== Task statement ==
Within the data that follows, how many lines carry the string "HIPS"? Give the number alone.

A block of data
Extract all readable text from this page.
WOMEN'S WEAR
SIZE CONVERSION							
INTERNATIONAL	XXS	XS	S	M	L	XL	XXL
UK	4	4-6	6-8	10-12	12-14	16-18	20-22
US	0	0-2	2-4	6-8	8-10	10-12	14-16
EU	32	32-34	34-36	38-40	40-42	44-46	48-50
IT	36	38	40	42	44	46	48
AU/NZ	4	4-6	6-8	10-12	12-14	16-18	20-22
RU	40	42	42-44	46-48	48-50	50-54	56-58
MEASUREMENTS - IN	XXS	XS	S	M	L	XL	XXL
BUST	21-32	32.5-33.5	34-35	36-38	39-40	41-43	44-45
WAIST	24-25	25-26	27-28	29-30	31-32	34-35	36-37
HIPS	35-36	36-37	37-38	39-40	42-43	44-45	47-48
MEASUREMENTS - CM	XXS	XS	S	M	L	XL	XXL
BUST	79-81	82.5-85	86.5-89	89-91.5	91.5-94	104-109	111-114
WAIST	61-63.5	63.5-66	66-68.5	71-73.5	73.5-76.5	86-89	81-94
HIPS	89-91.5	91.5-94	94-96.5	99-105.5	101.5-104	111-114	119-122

== Solution ==
2